- Exercise details -
The listing below should be written out exactly; please include all of it.

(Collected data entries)
++++

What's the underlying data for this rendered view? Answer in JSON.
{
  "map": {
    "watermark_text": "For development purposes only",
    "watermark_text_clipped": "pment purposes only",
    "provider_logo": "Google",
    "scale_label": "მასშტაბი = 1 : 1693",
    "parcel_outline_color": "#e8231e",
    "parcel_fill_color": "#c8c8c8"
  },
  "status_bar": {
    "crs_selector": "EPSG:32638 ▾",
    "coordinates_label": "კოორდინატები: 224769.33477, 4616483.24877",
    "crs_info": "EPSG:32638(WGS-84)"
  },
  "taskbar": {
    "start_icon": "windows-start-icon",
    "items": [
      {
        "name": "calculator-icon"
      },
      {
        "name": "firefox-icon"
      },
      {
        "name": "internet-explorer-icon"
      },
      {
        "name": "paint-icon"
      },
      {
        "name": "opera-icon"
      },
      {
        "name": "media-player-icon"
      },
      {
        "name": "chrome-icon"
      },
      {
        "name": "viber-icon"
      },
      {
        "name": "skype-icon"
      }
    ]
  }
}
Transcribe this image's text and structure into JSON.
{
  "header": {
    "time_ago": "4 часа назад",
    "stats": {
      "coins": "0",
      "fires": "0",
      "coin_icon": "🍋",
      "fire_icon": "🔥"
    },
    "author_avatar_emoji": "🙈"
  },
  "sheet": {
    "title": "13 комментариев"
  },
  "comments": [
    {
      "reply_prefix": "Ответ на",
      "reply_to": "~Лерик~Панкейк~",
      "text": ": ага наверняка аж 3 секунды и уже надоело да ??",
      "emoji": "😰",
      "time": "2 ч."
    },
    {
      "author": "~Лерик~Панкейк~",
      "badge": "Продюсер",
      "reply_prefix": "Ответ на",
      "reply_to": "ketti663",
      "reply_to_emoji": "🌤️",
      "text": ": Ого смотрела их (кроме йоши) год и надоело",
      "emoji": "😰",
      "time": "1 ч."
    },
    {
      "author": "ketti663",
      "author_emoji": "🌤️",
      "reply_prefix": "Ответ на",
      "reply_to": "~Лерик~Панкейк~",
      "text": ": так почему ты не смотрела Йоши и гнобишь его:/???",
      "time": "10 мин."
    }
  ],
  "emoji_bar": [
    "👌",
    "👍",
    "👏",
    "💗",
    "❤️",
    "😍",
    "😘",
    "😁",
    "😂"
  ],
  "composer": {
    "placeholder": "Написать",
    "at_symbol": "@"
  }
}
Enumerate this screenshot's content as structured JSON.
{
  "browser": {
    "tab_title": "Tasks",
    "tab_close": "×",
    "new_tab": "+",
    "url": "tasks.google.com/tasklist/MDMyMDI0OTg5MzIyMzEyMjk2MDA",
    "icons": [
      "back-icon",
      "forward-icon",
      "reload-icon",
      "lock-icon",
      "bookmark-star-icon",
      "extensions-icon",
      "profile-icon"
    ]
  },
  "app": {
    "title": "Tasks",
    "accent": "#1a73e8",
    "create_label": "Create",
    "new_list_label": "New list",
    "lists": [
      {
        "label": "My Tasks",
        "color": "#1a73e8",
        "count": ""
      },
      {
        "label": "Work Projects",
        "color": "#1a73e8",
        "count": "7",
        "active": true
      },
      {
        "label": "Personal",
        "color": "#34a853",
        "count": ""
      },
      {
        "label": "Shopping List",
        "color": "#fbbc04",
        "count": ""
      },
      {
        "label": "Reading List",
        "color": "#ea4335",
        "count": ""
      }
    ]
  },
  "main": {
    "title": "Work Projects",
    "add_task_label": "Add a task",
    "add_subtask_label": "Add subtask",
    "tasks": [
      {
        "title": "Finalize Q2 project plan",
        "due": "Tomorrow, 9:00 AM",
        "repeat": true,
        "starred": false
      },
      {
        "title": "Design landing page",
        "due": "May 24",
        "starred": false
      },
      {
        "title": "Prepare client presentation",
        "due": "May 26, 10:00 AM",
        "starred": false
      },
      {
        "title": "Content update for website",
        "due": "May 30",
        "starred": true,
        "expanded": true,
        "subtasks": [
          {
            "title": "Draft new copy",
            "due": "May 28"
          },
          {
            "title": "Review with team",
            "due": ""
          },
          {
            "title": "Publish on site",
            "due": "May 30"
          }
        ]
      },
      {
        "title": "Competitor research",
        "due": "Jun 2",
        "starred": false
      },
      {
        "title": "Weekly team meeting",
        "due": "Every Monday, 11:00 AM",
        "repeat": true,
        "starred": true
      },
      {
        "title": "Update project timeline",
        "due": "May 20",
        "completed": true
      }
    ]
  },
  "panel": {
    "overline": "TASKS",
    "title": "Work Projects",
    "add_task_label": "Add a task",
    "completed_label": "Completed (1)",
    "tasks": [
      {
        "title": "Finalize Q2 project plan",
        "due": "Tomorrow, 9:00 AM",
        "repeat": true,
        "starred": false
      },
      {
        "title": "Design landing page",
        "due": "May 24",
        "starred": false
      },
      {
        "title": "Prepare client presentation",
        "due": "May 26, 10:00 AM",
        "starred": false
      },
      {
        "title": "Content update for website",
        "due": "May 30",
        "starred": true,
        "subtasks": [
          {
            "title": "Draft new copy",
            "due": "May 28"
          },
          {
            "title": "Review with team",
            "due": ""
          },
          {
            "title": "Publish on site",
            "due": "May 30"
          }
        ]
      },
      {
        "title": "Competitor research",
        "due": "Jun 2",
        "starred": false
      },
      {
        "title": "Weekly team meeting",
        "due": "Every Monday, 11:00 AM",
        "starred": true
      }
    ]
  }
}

++++

- Result of the task -
What's the underlying data for this rendered view? Answer in JSON.
{
  "map": {
    "watermark_text": "For development purposes only",
    "watermark_text_clipped": "pment purposes only",
    "provider_logo": "Google",
    "scale_label": "მასშტაბი = 1 : 1693",
    "parcel_outline_color": "#e8231e",
    "parcel_fill_color": "#c8c8c8"
  },
  "status_bar": {
    "crs_selector": "EPSG:32638 ▾",
    "coordinates_label": "კოორდინატები: 224769.33477, 4616483.24877",
    "crs_info": "EPSG:32638(WGS-84)"
  },
  "taskbar": {
    "start_icon": "windows-start-icon",
    "items": [
      {
        "name": "calculator-icon"
      },
      {
        "name": "firefox-icon"
      },
      {
        "name": "internet-explorer-icon"
      },
      {
        "name": "paint-icon"
      },
      {
        "name": "opera-icon"
      },
      {
        "name": "media-player-icon"
      },
      {
        "name": "chrome-icon"
      },
      {
        "name": "viber-icon"
      },
      {
        "name": "skype-icon"
      }
    ]
  }
}
Transcribe this image's text and structure into JSON.
{
  "header": {
    "time_ago": "4 часа назад",
    "stats": {
      "coins": "0",
      "fires": "0",
      "coin_icon": "🍋",
      "fire_icon": "🔥"
    },
    "author_avatar_emoji": "🙈"
  },
  "sheet": {
    "title": "13 комментариев"
  },
  "comments": [
    {
      "reply_prefix": "Ответ на",
      "reply_to": "~Лерик~Панкейк~",
      "text": ": ага наверняка аж 3 секунды и уже надоело да ??",
      "emoji": "😰",
      "time": "2 ч."
    },
    {
      "author": "~Лерик~Панкейк~",
      "badge": "Продюсер",
      "reply_prefix": "Ответ на",
      "reply_to": "ketti663",
      "reply_to_emoji": "🌤️",
      "text": ": Ого смотрела их (кроме йоши) год и надоело",
      "emoji": "😰",
      "time": "1 ч."
    },
    {
      "author": "ketti663",
      "author_emoji": "🌤️",
      "reply_prefix": "Ответ на",
      "reply_to": "~Лерик~Панкейк~",
      "text": ": так почему ты не смотрела Йоши и гнобишь его:/???",
      "time": "10 мин."
    }
  ],
  "emoji_bar": [
    "👌",
    "👍",
    "👏",
    "💗",
    "❤️",
    "😍",
    "😘",
    "😁",
    "😂"
  ],
  "composer": {
    "placeholder": "Написать",
    "at_symbol": "@"
  }
}
Enumerate this screenshot's content as structured JSON.
{
  "browser": {
    "tab_title": "Tasks",
    "tab_close": "×",
    "new_tab": "+",
    "url": "tasks.google.com/tasklist/MDMyMDI0OTg5MzIyMzEyMjk2MDA",
    "icons": [
      "back-icon",
      "forward-icon",
      "reload-icon",
      "lock-icon",
      "bookmark-star-icon",
      "extensions-icon",
      "profile-icon"
    ]
  },
  "app": {
    "title": "Tasks",
    "accent": "#1a73e8",
    "create_label": "Create",
    "new_list_label": "New list",
    "lists": [
      {
        "label": "My Tasks",
        "color": "#1a73e8",
        "count": ""
      },
      {
        "label": "Work Projects",
        "color": "#1a73e8",
        "count": "7",
        "active": true
      },
      {
        "label": "Personal",
        "color": "#34a853",
        "count": ""
      },
      {
        "label": "Shopping List",
        "color": "#fbbc04",
        "count": ""
      },
      {
        "label": "Reading List",
        "color": "#ea4335",
        "count": ""
      }
    ]
  },
  "main": {
    "title": "Work Projects",
    "add_task_label": "Add a task",
    "add_subtask_label": "Add subtask",
    "tasks": [
      {
        "title": "Finalize Q2 project plan",
        "due": "Tomorrow, 9:00 AM",
        "repeat": true,
        "starred": false
      },
      {
        "title": "Design landing page",
        "due": "May 24",
        "starred": false
      },
      {
        "title": "Prepare client presentation",
        "due": "May 26, 10:00 AM",
        "starred": false
      },
      {
        "title": "Content update for website",
        "due": "May 30",
        "starred": true,
        "expanded": true,
        "subtasks": [
          {
            "title": "Draft new copy",
            "due": "May 28"
          },
          {
            "title": "Review with team",
            "due": ""
          },
          {
            "title": "Publish on site",
            "due": "May 30"
          }
        ]
      },
      {
        "title": "Competitor research",
        "due": "Jun 2",
        "starred": false
      },
      {
        "title": "Weekly team meeting",
        "due": "Every Monday, 11:00 AM",
        "repeat": true,
        "starred": true
      },
      {
        "title": "Update project timeline",
        "due": "May 20",
        "completed": true
      }
    ]
  },
  "panel": {
    "overline": "TASKS",
    "title": "Work Projects",
    "add_task_label": "Add a task",
    "completed_label": "Completed (1)",
    "tasks": [
      {
        "title": "Finalize Q2 project plan",
        "due": "Tomorrow, 9:00 AM",
        "repeat": true,
        "starred": false
      },
      {
        "title": "Design landing page",
        "due": "May 24",
        "starred": false
      },
      {
        "title": "Prepare client presentation",
        "due": "May 26, 10:00 AM",
        "starred": false
      },
      {
        "title": "Content update for website",
        "due": "May 30",
        "starred": true,
        "subtasks": [
          {
            "title": "Draft new copy",
            "due": "May 28"
          },
          {
            "title": "Review with team",
            "due": ""
          },
          {
            "title": "Publish on site",
            "due": "May 30"
          }
        ]
      },
      {
        "title": "Competitor research",
        "due": "Jun 2",
        "starred": false
      },
      {
        "title": "Weekly team meeting",
        "due": "Every Monday, 11:00 AM",
        "starred": true
      }
    ]
  }
}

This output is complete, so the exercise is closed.